### Information provided
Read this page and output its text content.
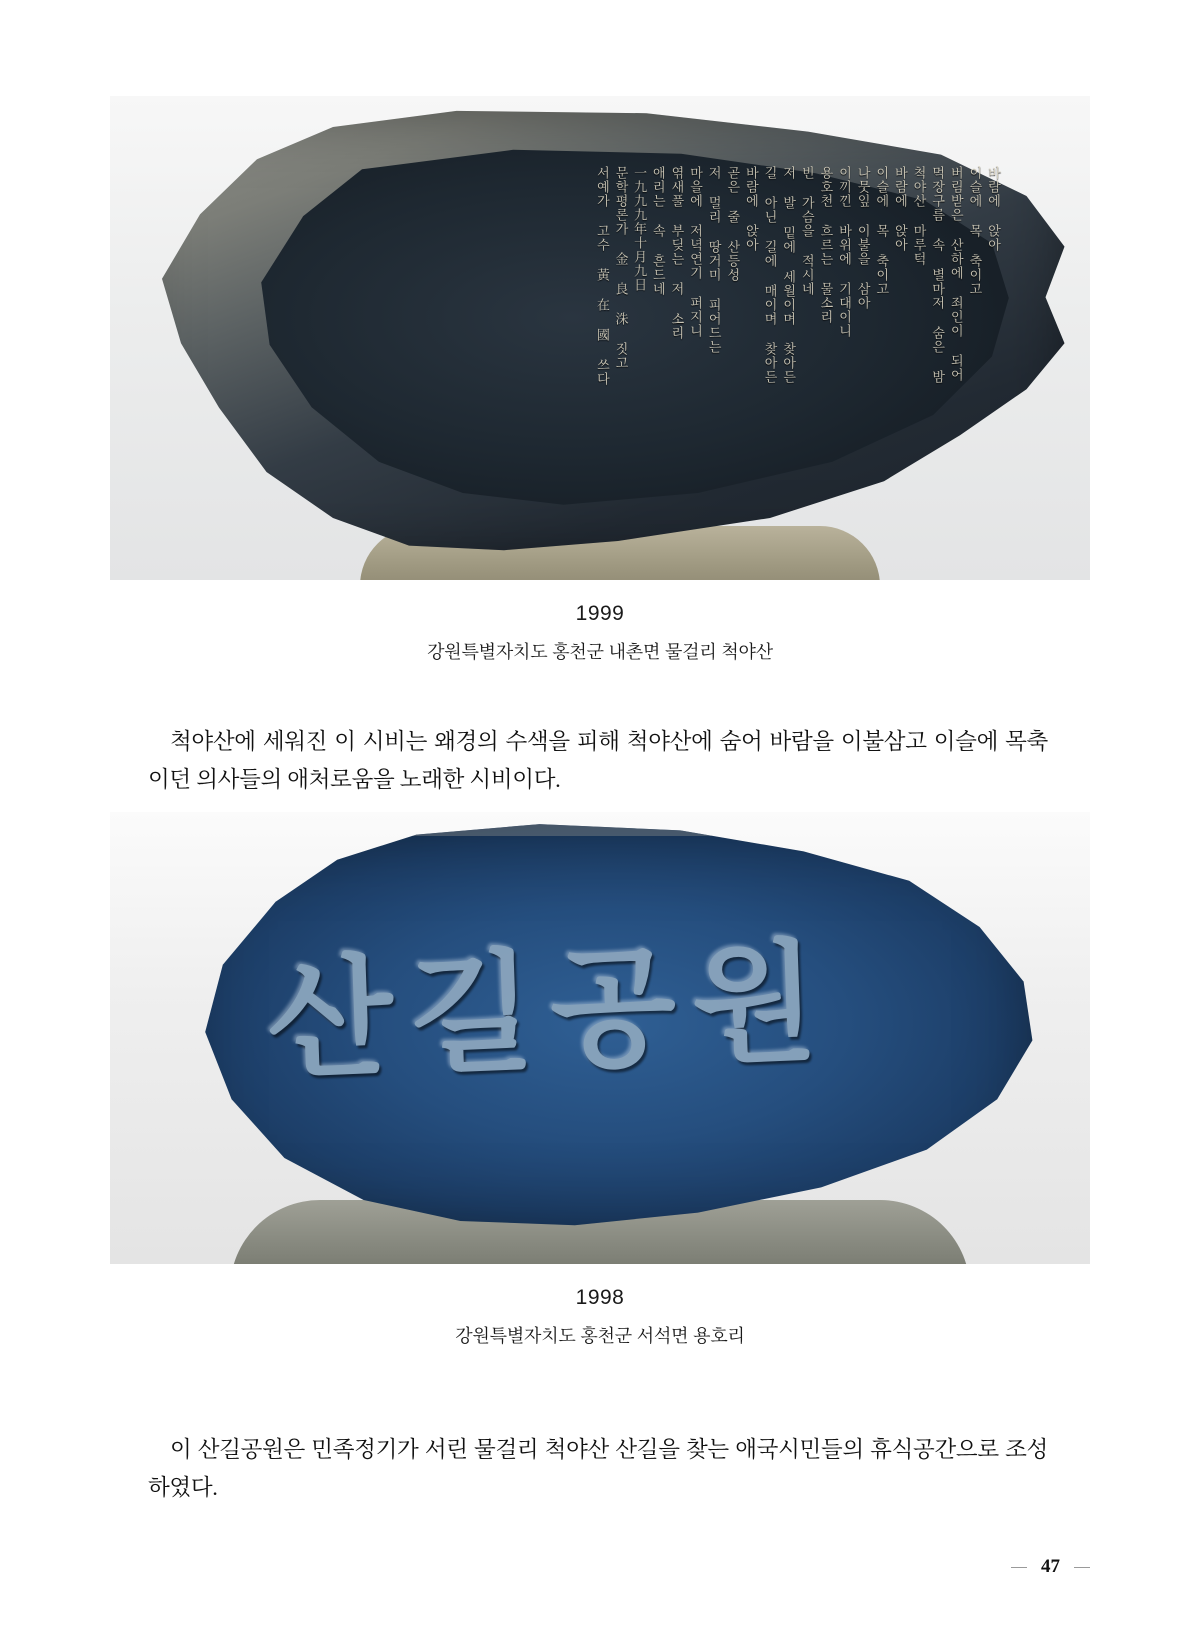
바람에 앉아
이슬에 목 축이고
버림받은 산하에 죄인이 되어
먹장구름 속 별마저 숨은 밤
척야산 마루턱
바람에 앉아
이슬에 목 축이고
나뭇잎 이불을 삼아
이끼낀 바위에 기대이니
용호천 흐르는 물소리
빈 가슴을 적시네
저 발 밑에 세월이며 찾아든
길 아닌 길에 매이며 찾아든
바람에 앉아
곧은 줄 산등성
저 멀리 땅거미 피어드는
마을에 저녁연기 퍼지니
엮새풀 부딪는 저 소리
애리는 속 흔드네
一九九九年十月九日
문학평론가 金 良 洙 짓고
서예가 고수 黃 在 國 쓰다
1999
강원특별자치도 홍천군 내촌면 물걸리 척야산

척야산에 세워진 이 시비는 왜경의 수색을 피해 척야산에 숨어 바람을 이불삼고 이슬에 목축이던 의사들의 애처로움을 노래한 시비이다.

산길공원
1998
강원특별자치도 홍천군 서석면 용호리

이 산길공원은 민족정기가 서린 물걸리 척야산 산길을 찾는 애국시민들의 휴식공간으로 조성하였다.

47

### Do this
Within the material above, find the lines that contain the word "강원특별자치도"; copy them.

### Answer for the task
강원특별자치도 홍천군 내촌면 물걸리 척야산
강원특별자치도 홍천군 서석면 용호리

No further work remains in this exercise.